Stated task
Find each line with the word "Benachrichtigungen" and copy it.

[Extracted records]
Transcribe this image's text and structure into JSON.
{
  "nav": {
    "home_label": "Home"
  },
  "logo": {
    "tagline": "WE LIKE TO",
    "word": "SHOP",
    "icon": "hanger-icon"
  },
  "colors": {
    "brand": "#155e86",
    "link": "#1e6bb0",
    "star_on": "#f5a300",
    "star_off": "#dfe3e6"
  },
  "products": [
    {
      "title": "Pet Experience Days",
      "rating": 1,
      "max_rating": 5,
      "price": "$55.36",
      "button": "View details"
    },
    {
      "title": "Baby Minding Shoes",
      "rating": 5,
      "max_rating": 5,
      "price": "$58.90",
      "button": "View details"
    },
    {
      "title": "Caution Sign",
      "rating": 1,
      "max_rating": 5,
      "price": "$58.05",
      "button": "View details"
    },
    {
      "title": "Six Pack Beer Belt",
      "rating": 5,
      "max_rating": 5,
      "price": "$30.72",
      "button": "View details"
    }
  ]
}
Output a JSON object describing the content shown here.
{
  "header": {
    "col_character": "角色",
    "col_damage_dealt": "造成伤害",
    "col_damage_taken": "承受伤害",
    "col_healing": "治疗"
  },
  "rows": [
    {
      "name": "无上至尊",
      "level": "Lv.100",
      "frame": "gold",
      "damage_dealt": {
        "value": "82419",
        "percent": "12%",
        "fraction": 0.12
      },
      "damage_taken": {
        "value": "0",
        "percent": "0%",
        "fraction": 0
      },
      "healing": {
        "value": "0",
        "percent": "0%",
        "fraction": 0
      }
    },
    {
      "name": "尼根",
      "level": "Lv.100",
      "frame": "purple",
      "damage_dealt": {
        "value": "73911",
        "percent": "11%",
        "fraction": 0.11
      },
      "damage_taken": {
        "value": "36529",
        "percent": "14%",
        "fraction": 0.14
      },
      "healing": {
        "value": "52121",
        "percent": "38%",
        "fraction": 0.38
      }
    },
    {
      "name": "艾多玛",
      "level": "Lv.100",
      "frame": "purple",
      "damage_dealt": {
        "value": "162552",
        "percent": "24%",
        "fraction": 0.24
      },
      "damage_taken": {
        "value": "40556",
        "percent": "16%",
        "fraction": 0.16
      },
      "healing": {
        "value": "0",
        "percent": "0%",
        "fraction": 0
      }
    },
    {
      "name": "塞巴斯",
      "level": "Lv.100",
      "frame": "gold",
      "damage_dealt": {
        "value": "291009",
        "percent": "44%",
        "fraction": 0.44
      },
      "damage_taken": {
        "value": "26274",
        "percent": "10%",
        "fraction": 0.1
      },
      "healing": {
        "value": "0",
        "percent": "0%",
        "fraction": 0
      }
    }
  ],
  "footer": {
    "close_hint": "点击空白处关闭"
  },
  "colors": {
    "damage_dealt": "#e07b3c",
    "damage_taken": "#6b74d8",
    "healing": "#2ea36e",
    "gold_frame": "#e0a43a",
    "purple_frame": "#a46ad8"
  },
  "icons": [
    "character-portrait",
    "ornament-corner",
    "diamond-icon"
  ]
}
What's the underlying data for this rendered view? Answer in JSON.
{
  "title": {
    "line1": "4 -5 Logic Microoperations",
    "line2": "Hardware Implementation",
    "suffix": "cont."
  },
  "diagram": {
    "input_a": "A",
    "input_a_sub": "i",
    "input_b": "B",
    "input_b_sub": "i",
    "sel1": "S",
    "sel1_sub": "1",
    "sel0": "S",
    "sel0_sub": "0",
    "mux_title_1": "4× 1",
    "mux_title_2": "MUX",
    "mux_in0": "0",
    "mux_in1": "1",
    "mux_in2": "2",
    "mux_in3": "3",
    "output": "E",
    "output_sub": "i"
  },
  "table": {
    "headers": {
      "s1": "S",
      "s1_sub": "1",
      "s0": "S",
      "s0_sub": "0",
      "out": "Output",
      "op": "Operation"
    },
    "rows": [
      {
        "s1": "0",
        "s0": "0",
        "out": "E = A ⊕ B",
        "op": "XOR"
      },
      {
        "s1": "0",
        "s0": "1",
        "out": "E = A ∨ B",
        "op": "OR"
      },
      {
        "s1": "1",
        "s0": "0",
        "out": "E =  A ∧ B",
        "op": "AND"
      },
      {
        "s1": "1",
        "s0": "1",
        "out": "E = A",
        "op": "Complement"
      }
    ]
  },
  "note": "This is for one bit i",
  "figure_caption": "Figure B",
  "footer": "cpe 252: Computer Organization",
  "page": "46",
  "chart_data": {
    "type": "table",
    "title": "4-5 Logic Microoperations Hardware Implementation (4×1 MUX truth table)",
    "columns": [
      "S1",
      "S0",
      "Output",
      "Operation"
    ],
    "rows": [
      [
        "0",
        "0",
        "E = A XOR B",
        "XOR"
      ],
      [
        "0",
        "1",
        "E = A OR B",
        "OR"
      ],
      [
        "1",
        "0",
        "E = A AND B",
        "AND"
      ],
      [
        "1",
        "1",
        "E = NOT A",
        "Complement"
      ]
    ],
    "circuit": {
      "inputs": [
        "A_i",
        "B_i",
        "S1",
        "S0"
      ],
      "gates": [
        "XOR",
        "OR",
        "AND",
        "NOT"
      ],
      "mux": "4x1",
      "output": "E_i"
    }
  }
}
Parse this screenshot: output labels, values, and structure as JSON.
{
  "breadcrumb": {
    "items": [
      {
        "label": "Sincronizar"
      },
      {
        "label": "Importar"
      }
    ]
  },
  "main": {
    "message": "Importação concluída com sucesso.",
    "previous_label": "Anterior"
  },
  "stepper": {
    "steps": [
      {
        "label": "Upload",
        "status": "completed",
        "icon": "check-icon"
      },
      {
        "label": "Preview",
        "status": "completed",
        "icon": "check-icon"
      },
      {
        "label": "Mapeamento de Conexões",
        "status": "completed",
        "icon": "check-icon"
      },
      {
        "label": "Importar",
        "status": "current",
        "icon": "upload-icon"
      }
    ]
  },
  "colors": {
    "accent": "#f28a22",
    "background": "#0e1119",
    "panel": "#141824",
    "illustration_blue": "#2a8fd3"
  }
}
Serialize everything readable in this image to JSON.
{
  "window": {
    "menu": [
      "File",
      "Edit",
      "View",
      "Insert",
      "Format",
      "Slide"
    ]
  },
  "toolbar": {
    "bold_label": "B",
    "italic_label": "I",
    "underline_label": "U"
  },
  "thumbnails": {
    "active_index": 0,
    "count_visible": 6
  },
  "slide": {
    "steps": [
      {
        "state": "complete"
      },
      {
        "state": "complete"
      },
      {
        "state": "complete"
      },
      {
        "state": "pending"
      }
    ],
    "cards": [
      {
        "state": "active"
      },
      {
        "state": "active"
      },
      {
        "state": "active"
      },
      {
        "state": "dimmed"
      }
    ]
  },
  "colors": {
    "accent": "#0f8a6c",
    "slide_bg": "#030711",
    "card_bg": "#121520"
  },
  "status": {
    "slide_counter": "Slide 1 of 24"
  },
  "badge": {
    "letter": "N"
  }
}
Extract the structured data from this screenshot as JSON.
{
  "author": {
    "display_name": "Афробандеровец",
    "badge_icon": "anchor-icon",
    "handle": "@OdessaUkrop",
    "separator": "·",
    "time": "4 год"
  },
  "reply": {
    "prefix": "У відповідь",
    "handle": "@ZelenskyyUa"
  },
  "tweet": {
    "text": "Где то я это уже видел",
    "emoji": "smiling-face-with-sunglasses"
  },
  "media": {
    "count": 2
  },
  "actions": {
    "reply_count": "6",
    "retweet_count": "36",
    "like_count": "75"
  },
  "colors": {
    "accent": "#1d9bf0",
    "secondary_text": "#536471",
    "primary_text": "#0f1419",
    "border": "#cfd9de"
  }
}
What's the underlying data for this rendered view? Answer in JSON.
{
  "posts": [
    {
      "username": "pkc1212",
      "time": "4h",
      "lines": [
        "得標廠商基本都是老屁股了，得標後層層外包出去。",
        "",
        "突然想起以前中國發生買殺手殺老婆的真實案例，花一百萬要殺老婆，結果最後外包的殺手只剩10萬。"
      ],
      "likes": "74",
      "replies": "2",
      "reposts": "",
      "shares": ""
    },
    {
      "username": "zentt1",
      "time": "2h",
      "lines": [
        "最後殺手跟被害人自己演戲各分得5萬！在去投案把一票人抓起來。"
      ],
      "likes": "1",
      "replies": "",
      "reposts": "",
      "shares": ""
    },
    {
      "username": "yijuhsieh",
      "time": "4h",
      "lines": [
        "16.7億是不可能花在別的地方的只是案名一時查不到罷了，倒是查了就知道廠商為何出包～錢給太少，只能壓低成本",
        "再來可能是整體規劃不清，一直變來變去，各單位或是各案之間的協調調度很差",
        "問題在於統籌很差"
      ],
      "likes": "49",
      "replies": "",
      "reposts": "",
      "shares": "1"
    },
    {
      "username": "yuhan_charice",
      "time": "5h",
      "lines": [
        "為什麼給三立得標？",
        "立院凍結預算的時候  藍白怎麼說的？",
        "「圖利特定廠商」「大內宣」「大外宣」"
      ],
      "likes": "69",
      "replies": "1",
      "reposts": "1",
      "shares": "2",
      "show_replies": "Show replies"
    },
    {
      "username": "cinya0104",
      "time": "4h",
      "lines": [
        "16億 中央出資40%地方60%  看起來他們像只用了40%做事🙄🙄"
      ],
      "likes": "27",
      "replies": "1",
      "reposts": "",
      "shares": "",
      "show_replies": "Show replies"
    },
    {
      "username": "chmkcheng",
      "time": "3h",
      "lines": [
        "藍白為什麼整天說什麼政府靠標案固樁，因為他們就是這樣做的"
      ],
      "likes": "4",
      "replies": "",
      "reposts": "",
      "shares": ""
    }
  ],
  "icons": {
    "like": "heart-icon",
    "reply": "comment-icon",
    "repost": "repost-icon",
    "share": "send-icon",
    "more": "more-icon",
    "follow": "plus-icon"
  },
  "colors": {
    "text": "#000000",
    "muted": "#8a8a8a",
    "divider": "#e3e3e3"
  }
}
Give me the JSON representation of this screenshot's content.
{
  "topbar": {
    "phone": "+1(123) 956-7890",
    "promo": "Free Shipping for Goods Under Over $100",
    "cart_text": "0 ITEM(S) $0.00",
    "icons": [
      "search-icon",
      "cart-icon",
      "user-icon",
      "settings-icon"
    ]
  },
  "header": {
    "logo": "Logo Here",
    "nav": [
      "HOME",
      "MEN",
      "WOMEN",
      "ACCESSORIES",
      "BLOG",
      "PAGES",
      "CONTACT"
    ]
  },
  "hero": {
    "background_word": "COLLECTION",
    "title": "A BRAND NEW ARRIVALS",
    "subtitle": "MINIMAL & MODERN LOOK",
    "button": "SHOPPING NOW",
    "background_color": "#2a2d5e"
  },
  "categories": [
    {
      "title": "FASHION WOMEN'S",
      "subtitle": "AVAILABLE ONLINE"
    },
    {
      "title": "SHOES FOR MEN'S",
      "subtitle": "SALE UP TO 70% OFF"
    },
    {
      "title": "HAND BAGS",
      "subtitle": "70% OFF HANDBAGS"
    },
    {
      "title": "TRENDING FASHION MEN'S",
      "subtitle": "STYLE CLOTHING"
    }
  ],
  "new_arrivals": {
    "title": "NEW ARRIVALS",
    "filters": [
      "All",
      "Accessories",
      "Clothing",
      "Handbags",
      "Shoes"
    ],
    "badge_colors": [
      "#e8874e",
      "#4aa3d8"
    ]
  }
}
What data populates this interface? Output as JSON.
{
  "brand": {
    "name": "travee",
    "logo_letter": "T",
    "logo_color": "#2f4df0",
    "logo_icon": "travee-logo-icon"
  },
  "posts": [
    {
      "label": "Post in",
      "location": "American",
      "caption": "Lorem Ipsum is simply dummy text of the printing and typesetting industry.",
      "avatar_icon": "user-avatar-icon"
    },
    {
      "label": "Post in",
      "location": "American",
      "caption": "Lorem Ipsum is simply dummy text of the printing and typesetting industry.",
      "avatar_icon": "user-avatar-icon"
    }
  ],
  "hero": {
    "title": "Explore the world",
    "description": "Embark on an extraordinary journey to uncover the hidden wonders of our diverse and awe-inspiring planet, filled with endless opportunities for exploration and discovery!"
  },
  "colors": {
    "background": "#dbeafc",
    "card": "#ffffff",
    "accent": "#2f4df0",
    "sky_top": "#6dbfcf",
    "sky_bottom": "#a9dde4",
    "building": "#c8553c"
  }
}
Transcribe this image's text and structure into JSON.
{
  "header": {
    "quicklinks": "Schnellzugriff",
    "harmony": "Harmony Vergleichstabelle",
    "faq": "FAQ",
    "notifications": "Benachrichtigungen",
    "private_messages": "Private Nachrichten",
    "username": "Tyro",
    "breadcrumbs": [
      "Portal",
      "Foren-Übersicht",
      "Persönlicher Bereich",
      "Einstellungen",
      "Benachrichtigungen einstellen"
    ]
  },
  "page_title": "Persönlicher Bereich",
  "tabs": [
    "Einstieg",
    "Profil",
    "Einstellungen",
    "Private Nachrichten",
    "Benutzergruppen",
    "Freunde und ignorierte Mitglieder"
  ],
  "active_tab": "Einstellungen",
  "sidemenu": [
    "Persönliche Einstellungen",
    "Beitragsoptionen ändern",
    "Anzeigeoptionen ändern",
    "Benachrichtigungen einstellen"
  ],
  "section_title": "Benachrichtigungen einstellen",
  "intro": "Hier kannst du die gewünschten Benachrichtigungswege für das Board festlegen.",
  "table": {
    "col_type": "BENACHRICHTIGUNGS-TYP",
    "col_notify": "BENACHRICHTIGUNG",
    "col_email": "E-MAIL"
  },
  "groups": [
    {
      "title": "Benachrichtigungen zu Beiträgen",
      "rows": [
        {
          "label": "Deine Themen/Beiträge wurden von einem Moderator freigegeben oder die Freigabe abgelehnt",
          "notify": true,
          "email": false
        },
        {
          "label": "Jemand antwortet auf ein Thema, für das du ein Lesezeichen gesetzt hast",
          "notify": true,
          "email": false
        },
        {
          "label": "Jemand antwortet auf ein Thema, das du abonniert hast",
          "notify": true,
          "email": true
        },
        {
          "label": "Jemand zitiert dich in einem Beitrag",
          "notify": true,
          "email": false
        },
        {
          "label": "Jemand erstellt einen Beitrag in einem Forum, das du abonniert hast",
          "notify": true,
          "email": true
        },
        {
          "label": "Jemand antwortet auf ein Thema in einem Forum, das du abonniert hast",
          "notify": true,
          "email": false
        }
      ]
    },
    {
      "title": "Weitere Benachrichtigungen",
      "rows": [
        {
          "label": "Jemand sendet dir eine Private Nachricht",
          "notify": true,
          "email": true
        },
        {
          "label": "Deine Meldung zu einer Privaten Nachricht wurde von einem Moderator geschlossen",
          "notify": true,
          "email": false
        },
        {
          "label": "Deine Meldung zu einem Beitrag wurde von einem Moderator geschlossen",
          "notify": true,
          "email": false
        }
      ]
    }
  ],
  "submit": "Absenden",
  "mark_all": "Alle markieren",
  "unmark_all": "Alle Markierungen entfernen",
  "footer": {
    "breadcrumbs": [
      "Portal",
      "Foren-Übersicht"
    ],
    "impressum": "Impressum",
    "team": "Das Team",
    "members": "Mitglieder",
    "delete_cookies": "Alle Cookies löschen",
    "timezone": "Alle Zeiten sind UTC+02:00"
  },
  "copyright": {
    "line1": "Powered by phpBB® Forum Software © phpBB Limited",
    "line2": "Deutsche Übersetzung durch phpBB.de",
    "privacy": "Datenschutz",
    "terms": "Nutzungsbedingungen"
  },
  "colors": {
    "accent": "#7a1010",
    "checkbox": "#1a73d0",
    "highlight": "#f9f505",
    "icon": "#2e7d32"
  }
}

The completed task
    "notifications": "Benachrichtigungen",
      "Benachrichtigungen einstellen"
    "Benachrichtigungen einstellen"
  "section_title": "Benachrichtigungen einstellen",
      "title": "Benachrichtigungen zu Beiträgen",
      "title": "Weitere Benachrichtigungen",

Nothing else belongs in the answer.